**TASK TO COMPLETE:** Your task is to print all of the data word for word.

* Start DATASET RECORDS *

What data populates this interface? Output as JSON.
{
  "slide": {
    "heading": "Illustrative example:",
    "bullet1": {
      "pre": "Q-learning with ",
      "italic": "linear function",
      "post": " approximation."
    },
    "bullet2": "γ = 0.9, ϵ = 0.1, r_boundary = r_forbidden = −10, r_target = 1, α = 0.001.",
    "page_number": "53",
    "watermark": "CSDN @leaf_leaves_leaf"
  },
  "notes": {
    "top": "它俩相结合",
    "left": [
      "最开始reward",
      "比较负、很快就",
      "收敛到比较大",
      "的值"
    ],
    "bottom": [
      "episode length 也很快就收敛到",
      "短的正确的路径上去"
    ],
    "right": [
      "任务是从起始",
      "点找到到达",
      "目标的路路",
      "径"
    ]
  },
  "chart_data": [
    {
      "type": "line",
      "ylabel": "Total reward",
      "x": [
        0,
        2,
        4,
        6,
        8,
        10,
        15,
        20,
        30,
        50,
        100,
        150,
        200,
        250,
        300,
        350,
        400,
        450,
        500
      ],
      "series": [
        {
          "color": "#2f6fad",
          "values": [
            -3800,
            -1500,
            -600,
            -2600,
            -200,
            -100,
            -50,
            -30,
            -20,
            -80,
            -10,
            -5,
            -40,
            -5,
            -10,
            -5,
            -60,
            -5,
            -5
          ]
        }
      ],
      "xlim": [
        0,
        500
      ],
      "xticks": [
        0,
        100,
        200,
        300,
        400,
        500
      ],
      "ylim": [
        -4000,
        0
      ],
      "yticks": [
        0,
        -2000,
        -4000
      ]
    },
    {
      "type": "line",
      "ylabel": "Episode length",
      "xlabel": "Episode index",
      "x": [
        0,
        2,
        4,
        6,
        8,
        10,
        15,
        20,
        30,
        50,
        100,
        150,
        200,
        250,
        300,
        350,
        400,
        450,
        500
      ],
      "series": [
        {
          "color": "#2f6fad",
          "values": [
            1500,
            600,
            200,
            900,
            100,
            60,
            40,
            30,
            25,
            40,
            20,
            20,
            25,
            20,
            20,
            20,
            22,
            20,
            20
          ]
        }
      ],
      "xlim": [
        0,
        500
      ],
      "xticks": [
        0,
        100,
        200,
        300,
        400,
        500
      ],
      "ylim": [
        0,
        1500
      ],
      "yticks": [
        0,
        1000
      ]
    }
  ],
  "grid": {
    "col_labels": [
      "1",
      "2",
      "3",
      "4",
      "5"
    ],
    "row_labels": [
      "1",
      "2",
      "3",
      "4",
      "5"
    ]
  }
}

* End DATASET RECORDS *

**COMPLETE ANSWER:**
What data populates this interface? Output as JSON.
{
  "slide": {
    "heading": "Illustrative example:",
    "bullet1": {
      "pre": "Q-learning with ",
      "italic": "linear function",
      "post": " approximation."
    },
    "bullet2": "γ = 0.9, ϵ = 0.1, r_boundary = r_forbidden = −10, r_target = 1, α = 0.001.",
    "page_number": "53",
    "watermark": "CSDN @leaf_leaves_leaf"
  },
  "notes": {
    "top": "它俩相结合",
    "left": [
      "最开始reward",
      "比较负、很快就",
      "收敛到比较大",
      "的值"
    ],
    "bottom": [
      "episode length 也很快就收敛到",
      "短的正确的路径上去"
    ],
    "right": [
      "任务是从起始",
      "点找到到达",
      "目标的路路",
      "径"
    ]
  },
  "chart_data": [
    {
      "type": "line",
      "ylabel": "Total reward",
      "x": [
        0,
        2,
        4,
        6,
        8,
        10,
        15,
        20,
        30,
        50,
        100,
        150,
        200,
        250,
        300,
        350,
        400,
        450,
        500
      ],
      "series": [
        {
          "color": "#2f6fad",
          "values": [
            -3800,
            -1500,
            -600,
            -2600,
            -200,
            -100,
            -50,
            -30,
            -20,
            -80,
            -10,
            -5,
            -40,
            -5,
            -10,
            -5,
            -60,
            -5,
            -5
          ]
        }
      ],
      "xlim": [
        0,
        500
      ],
      "xticks": [
        0,
        100,
        200,
        300,
        400,
        500
      ],
      "ylim": [
        -4000,
        0
      ],
      "yticks": [
        0,
        -2000,
        -4000
      ]
    },
    {
      "type": "line",
      "ylabel": "Episode length",
      "xlabel": "Episode index",
      "x": [
        0,
        2,
        4,
        6,
        8,
        10,
        15,
        20,
        30,
        50,
        100,
        150,
        200,
        250,
        300,
        350,
        400,
        450,
        500
      ],
      "series": [
        {
          "color": "#2f6fad",
          "values": [
            1500,
            600,
            200,
            900,
            100,
            60,
            40,
            30,
            25,
            40,
            20,
            20,
            25,
            20,
            20,
            20,
            22,
            20,
            20
          ]
        }
      ],
      "xlim": [
        0,
        500
      ],
      "xticks": [
        0,
        100,
        200,
        300,
        400,
        500
      ],
      "ylim": [
        0,
        1500
      ],
      "yticks": [
        0,
        1000
      ]
    }
  ],
  "grid": {
    "col_labels": [
      "1",
      "2",
      "3",
      "4",
      "5"
    ],
    "row_labels": [
      "1",
      "2",
      "3",
      "4",
      "5"
    ]
  }
}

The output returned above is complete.